**Stated goal**: The data below should be restated word for word, with every picture omitted.

━━━━━ Material for this task

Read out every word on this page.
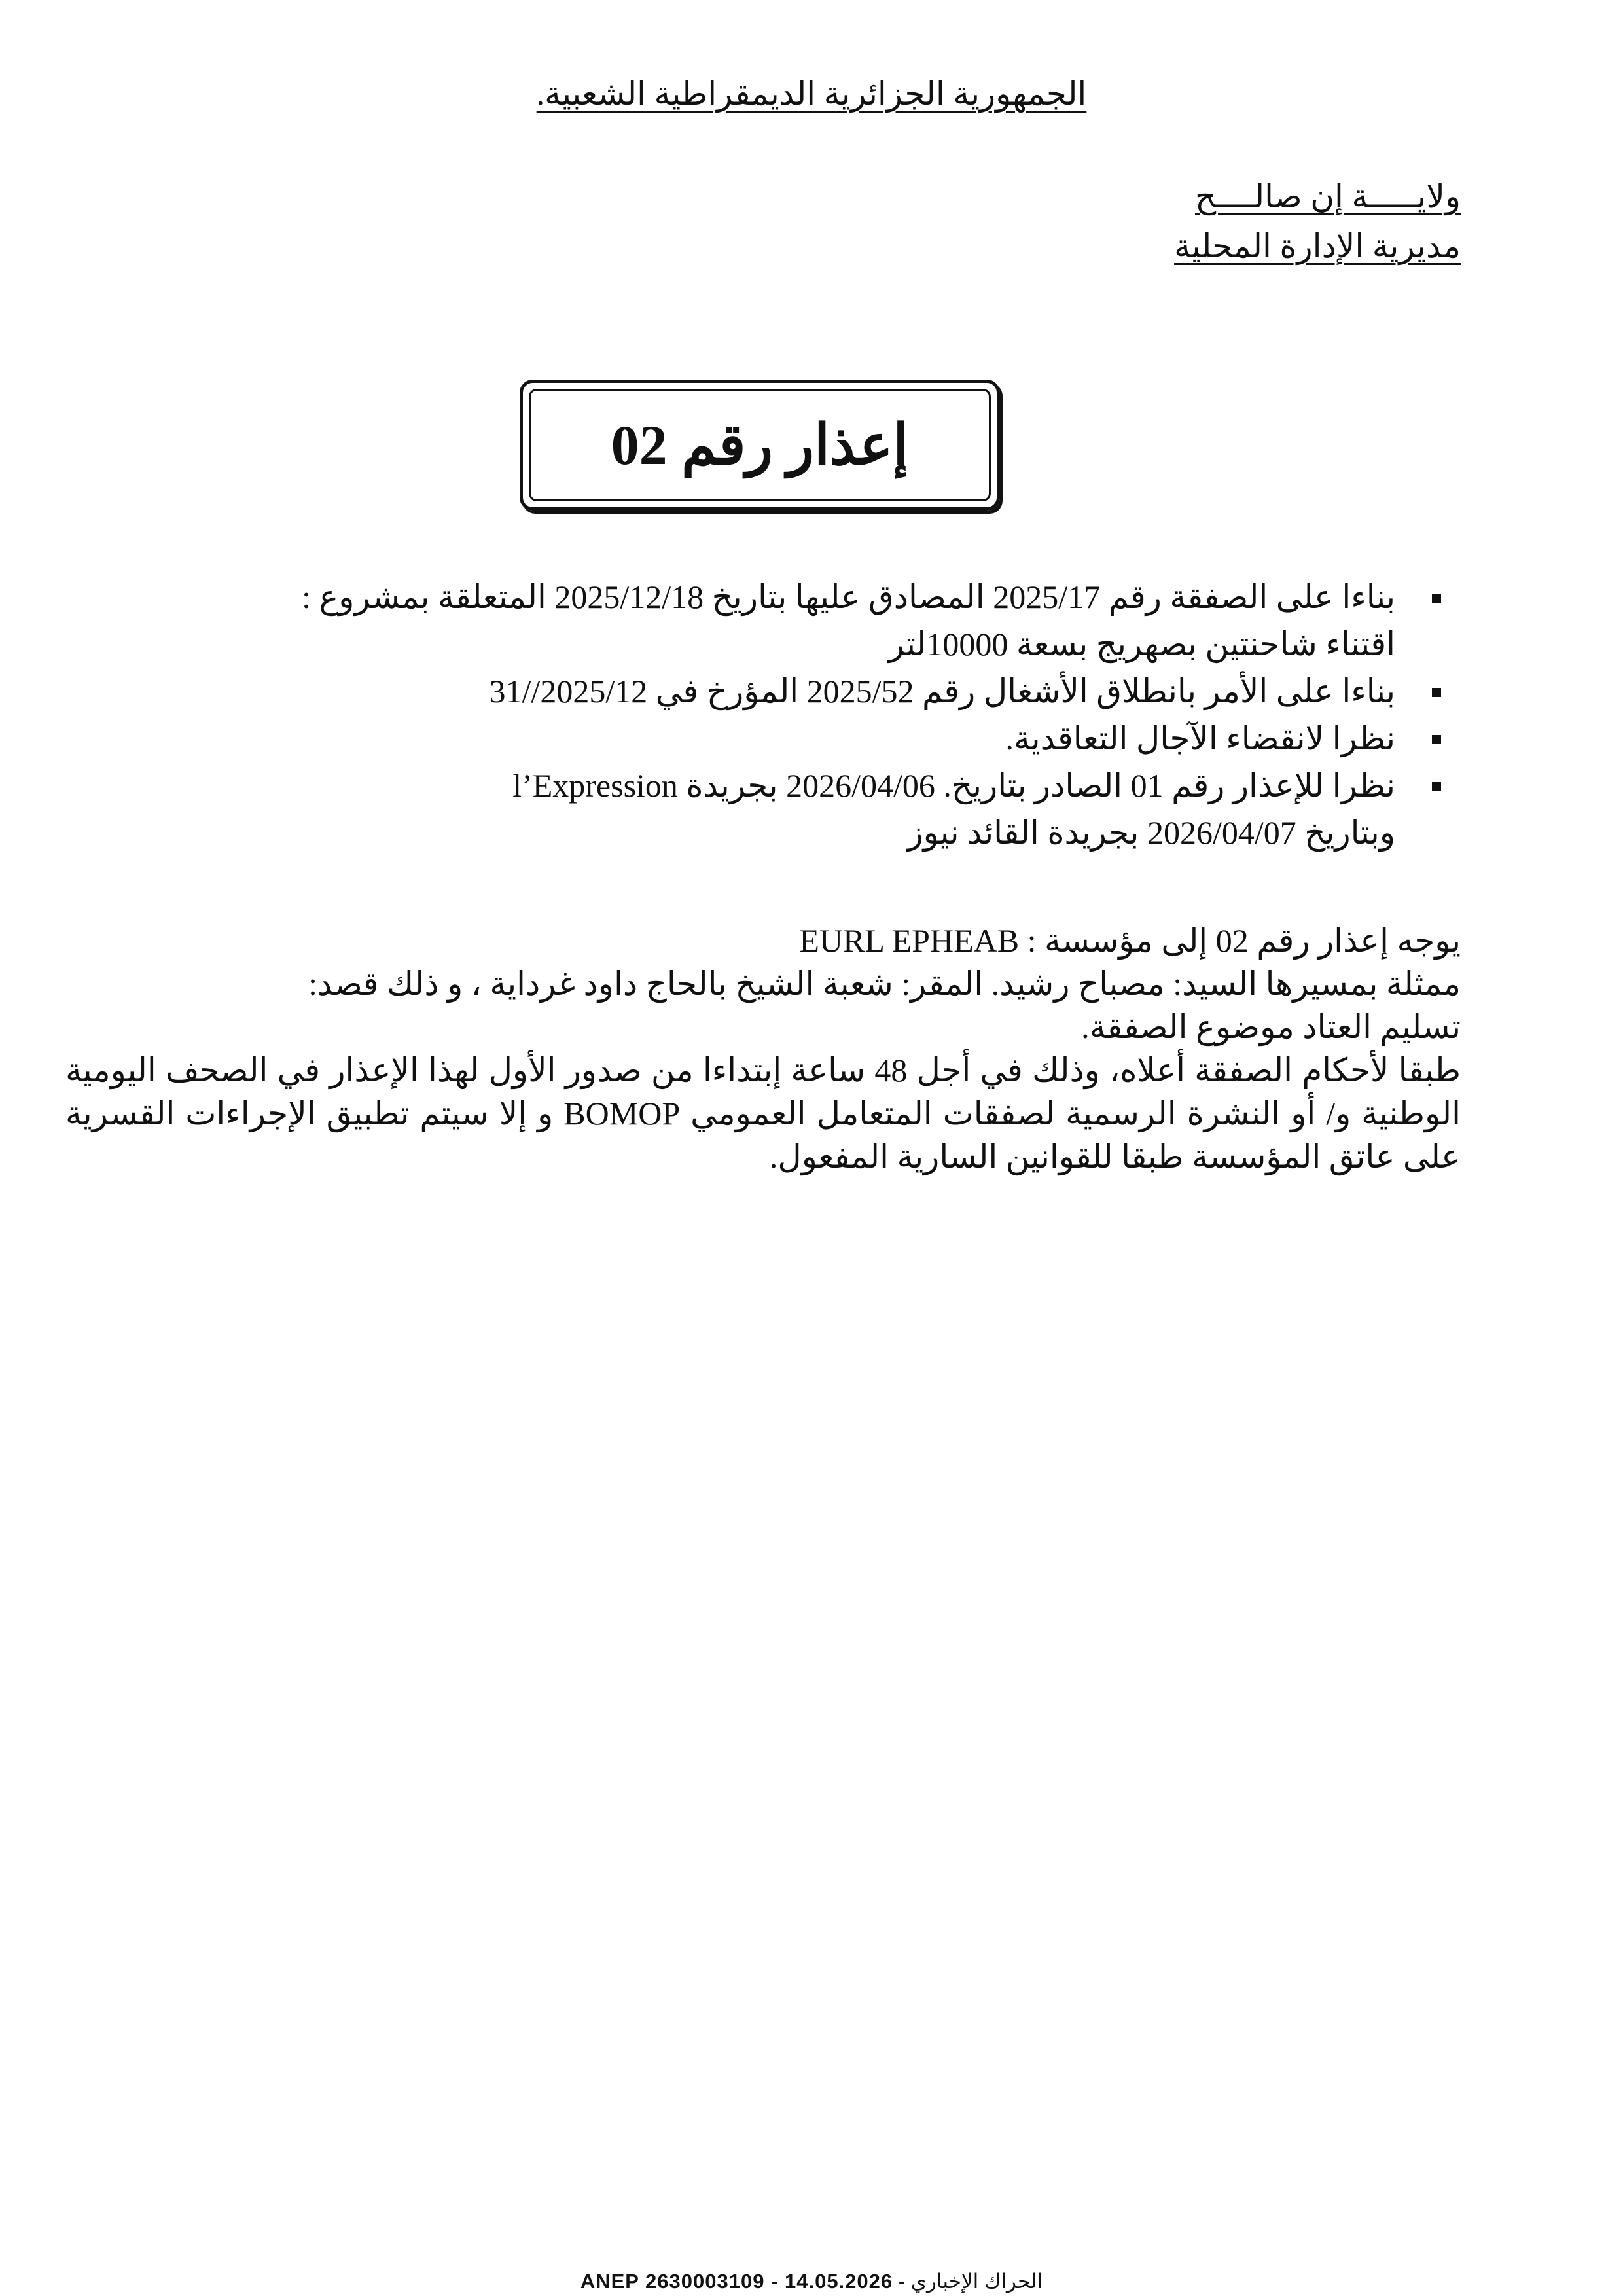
الجمهورية الجزائرية الديمقراطية الشعبية.
ولايـــــة إن صالــــح
مديرية الإدارة المحلية
إعذار رقم 02
بناءا على الصفقة رقم 2025/17 المصادق عليها بتاريخ 2025/12/18 المتعلقة بمشروع :
اقتناء شاحنتين بصهريج بسعة 10000لتر
بناءا على الأمر بانطلاق الأشغال رقم 2025/52 المؤرخ في 2025/12//31
نظرا لانقضاء الآجال التعاقدية.
نظرا للإعذار رقم 01 الصادر بتاريخ. 2026/04/06 بجريدة l’Expression
وبتاريخ 2026/04/07 بجريدة القائد نيوز
يوجه إعذار رقم 02 إلى مؤسسة : EURL EPHEAB
ممثلة بمسيرها السيد: مصباح رشيد. المقر: شعبة الشيخ بالحاج داود غرداية ، و ذلك قصد:
تسليم العتاد موضوع الصفقة.
طبقا لأحكام الصفقة أعلاه، وذلك في أجل 48 ساعة إبتداءا من صدور الأول لهذا الإعذار في الصحف اليومية الوطنية و/ أو النشرة الرسمية لصفقات المتعامل العمومي BOMOP و إلا سيتم تطبيق الإجراءات القسرية على عاتق المؤسسة طبقا للقوانين السارية المفعول.
الحراك الإخباري - ANEP 2630003109 - 14.05.2026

━━━━━━━━━━

**Written answer**:
Read out every word on this page.
الجمهورية الجزائرية الديمقراطية الشعبية.
ولايـــــة إن صالــــح
مديرية الإدارة المحلية
إعذار رقم 02
بناءا على الصفقة رقم 2025/17 المصادق عليها بتاريخ 2025/12/18 المتعلقة بمشروع :
اقتناء شاحنتين بصهريج بسعة 10000لتر
بناءا على الأمر بانطلاق الأشغال رقم 2025/52 المؤرخ في 2025/12//31
نظرا لانقضاء الآجال التعاقدية.
نظرا للإعذار رقم 01 الصادر بتاريخ. 2026/04/06 بجريدة l’Expression
وبتاريخ 2026/04/07 بجريدة القائد نيوز
يوجه إعذار رقم 02 إلى مؤسسة : EURL EPHEAB
ممثلة بمسيرها السيد: مصباح رشيد. المقر: شعبة الشيخ بالحاج داود غرداية ، و ذلك قصد:
تسليم العتاد موضوع الصفقة.
طبقا لأحكام الصفقة أعلاه، وذلك في أجل 48 ساعة إبتداءا من صدور الأول لهذا الإعذار في الصحف اليومية الوطنية و/ أو النشرة الرسمية لصفقات المتعامل العمومي BOMOP و إلا سيتم تطبيق الإجراءات القسرية على عاتق المؤسسة طبقا للقوانين السارية المفعول.
الحراك الإخباري - ANEP 2630003109 - 14.05.2026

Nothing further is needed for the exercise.